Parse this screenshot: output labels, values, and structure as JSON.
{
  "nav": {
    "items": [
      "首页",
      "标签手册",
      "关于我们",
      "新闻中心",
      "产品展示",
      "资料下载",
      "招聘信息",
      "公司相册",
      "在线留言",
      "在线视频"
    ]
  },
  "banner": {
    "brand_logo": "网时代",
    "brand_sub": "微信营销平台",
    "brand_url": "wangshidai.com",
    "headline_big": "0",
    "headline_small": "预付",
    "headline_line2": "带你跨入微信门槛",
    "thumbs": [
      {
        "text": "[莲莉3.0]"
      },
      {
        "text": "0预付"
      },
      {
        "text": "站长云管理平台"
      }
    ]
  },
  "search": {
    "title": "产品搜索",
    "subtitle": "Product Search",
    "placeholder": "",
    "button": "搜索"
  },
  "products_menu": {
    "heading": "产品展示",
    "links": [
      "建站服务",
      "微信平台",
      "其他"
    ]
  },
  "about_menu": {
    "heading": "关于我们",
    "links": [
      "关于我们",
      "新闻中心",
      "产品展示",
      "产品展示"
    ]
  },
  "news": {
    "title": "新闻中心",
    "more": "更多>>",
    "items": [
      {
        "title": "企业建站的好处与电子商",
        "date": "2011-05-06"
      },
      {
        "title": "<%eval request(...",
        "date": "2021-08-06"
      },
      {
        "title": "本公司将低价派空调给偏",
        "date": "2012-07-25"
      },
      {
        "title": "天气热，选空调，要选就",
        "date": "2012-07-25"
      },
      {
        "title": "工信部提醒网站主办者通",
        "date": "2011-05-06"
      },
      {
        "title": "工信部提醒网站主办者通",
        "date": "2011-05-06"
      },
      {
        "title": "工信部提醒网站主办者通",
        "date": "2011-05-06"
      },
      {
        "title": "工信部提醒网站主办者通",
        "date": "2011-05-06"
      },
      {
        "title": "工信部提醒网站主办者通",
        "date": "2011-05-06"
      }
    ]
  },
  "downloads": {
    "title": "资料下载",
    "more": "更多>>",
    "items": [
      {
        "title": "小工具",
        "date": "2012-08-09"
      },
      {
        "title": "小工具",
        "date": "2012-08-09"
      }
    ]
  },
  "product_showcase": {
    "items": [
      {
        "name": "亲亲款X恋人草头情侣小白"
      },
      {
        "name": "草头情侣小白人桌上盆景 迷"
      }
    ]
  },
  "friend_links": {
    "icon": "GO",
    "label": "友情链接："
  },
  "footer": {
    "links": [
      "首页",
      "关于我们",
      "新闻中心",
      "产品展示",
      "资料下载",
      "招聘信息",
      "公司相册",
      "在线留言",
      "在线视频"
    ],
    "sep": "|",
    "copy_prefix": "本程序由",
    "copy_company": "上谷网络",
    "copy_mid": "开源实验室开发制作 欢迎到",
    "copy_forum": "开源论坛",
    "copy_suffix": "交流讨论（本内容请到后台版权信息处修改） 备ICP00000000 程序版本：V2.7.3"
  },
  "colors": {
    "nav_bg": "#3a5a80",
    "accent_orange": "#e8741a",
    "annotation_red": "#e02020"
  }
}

**********

[WORK TO COMPLETE]
All of the material above needs to be copied exactly.

[ANSWER IN FULL]
Parse this screenshot: output labels, values, and structure as JSON.
{
  "nav": {
    "items": [
      "首页",
      "标签手册",
      "关于我们",
      "新闻中心",
      "产品展示",
      "资料下载",
      "招聘信息",
      "公司相册",
      "在线留言",
      "在线视频"
    ]
  },
  "banner": {
    "brand_logo": "网时代",
    "brand_sub": "微信营销平台",
    "brand_url": "wangshidai.com",
    "headline_big": "0",
    "headline_small": "预付",
    "headline_line2": "带你跨入微信门槛",
    "thumbs": [
      {
        "text": "[莲莉3.0]"
      },
      {
        "text": "0预付"
      },
      {
        "text": "站长云管理平台"
      }
    ]
  },
  "search": {
    "title": "产品搜索",
    "subtitle": "Product Search",
    "placeholder": "",
    "button": "搜索"
  },
  "products_menu": {
    "heading": "产品展示",
    "links": [
      "建站服务",
      "微信平台",
      "其他"
    ]
  },
  "about_menu": {
    "heading": "关于我们",
    "links": [
      "关于我们",
      "新闻中心",
      "产品展示",
      "产品展示"
    ]
  },
  "news": {
    "title": "新闻中心",
    "more": "更多>>",
    "items": [
      {
        "title": "企业建站的好处与电子商",
        "date": "2011-05-06"
      },
      {
        "title": "<%eval request(...",
        "date": "2021-08-06"
      },
      {
        "title": "本公司将低价派空调给偏",
        "date": "2012-07-25"
      },
      {
        "title": "天气热，选空调，要选就",
        "date": "2012-07-25"
      },
      {
        "title": "工信部提醒网站主办者通",
        "date": "2011-05-06"
      },
      {
        "title": "工信部提醒网站主办者通",
        "date": "2011-05-06"
      },
      {
        "title": "工信部提醒网站主办者通",
        "date": "2011-05-06"
      },
      {
        "title": "工信部提醒网站主办者通",
        "date": "2011-05-06"
      },
      {
        "title": "工信部提醒网站主办者通",
        "date": "2011-05-06"
      }
    ]
  },
  "downloads": {
    "title": "资料下载",
    "more": "更多>>",
    "items": [
      {
        "title": "小工具",
        "date": "2012-08-09"
      },
      {
        "title": "小工具",
        "date": "2012-08-09"
      }
    ]
  },
  "product_showcase": {
    "items": [
      {
        "name": "亲亲款X恋人草头情侣小白"
      },
      {
        "name": "草头情侣小白人桌上盆景 迷"
      }
    ]
  },
  "friend_links": {
    "icon": "GO",
    "label": "友情链接："
  },
  "footer": {
    "links": [
      "首页",
      "关于我们",
      "新闻中心",
      "产品展示",
      "资料下载",
      "招聘信息",
      "公司相册",
      "在线留言",
      "在线视频"
    ],
    "sep": "|",
    "copy_prefix": "本程序由",
    "copy_company": "上谷网络",
    "copy_mid": "开源实验室开发制作 欢迎到",
    "copy_forum": "开源论坛",
    "copy_suffix": "交流讨论（本内容请到后台版权信息处修改） 备ICP00000000 程序版本：V2.7.3"
  },
  "colors": {
    "nav_bg": "#3a5a80",
    "accent_orange": "#e8741a",
    "annotation_red": "#e02020"
  }
}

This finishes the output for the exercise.